Challenge: The data below must be copied in full and without any change.

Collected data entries
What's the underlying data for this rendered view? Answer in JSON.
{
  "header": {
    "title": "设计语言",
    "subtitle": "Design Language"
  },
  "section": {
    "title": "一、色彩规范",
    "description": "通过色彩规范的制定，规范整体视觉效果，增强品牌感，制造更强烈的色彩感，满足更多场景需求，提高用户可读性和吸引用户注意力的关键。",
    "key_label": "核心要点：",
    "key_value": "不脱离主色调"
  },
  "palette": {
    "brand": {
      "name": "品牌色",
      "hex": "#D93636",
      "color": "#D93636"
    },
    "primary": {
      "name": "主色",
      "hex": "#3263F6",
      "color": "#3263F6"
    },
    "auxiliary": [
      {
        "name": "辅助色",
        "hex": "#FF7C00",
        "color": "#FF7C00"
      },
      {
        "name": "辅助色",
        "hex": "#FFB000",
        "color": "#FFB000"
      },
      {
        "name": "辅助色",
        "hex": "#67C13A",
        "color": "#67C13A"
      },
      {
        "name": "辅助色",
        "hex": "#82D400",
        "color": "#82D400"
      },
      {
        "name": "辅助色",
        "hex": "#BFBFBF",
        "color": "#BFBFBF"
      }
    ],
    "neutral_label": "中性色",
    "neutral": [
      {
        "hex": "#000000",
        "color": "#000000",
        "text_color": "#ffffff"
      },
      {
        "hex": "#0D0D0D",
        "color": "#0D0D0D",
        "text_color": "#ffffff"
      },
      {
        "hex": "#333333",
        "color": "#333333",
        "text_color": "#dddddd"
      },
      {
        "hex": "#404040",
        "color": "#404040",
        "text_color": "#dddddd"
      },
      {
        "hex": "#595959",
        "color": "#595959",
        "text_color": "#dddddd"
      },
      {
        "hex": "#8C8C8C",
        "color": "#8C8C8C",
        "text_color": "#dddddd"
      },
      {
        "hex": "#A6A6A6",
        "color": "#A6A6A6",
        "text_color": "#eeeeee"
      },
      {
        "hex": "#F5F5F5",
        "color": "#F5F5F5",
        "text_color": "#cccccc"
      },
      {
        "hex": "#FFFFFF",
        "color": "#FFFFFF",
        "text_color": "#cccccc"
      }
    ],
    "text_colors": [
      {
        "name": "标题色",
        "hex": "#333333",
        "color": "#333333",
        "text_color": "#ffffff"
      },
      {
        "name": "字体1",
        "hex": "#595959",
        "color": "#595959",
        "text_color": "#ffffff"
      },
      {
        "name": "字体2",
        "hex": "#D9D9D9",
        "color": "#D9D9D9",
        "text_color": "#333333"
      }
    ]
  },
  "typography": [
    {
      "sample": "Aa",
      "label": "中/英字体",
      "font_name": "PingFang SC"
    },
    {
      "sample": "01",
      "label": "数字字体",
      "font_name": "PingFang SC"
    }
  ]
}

Solution to this exercise:
What's the underlying data for this rendered view? Answer in JSON.
{
  "header": {
    "title": "设计语言",
    "subtitle": "Design Language"
  },
  "section": {
    "title": "一、色彩规范",
    "description": "通过色彩规范的制定，规范整体视觉效果，增强品牌感，制造更强烈的色彩感，满足更多场景需求，提高用户可读性和吸引用户注意力的关键。",
    "key_label": "核心要点：",
    "key_value": "不脱离主色调"
  },
  "palette": {
    "brand": {
      "name": "品牌色",
      "hex": "#D93636",
      "color": "#D93636"
    },
    "primary": {
      "name": "主色",
      "hex": "#3263F6",
      "color": "#3263F6"
    },
    "auxiliary": [
      {
        "name": "辅助色",
        "hex": "#FF7C00",
        "color": "#FF7C00"
      },
      {
        "name": "辅助色",
        "hex": "#FFB000",
        "color": "#FFB000"
      },
      {
        "name": "辅助色",
        "hex": "#67C13A",
        "color": "#67C13A"
      },
      {
        "name": "辅助色",
        "hex": "#82D400",
        "color": "#82D400"
      },
      {
        "name": "辅助色",
        "hex": "#BFBFBF",
        "color": "#BFBFBF"
      }
    ],
    "neutral_label": "中性色",
    "neutral": [
      {
        "hex": "#000000",
        "color": "#000000",
        "text_color": "#ffffff"
      },
      {
        "hex": "#0D0D0D",
        "color": "#0D0D0D",
        "text_color": "#ffffff"
      },
      {
        "hex": "#333333",
        "color": "#333333",
        "text_color": "#dddddd"
      },
      {
        "hex": "#404040",
        "color": "#404040",
        "text_color": "#dddddd"
      },
      {
        "hex": "#595959",
        "color": "#595959",
        "text_color": "#dddddd"
      },
      {
        "hex": "#8C8C8C",
        "color": "#8C8C8C",
        "text_color": "#dddddd"
      },
      {
        "hex": "#A6A6A6",
        "color": "#A6A6A6",
        "text_color": "#eeeeee"
      },
      {
        "hex": "#F5F5F5",
        "color": "#F5F5F5",
        "text_color": "#cccccc"
      },
      {
        "hex": "#FFFFFF",
        "color": "#FFFFFF",
        "text_color": "#cccccc"
      }
    ],
    "text_colors": [
      {
        "name": "标题色",
        "hex": "#333333",
        "color": "#333333",
        "text_color": "#ffffff"
      },
      {
        "name": "字体1",
        "hex": "#595959",
        "color": "#595959",
        "text_color": "#ffffff"
      },
      {
        "name": "字体2",
        "hex": "#D9D9D9",
        "color": "#D9D9D9",
        "text_color": "#333333"
      }
    ]
  },
  "typography": [
    {
      "sample": "Aa",
      "label": "中/英字体",
      "font_name": "PingFang SC"
    },
    {
      "sample": "01",
      "label": "数字字体",
      "font_name": "PingFang SC"
    }
  ]
}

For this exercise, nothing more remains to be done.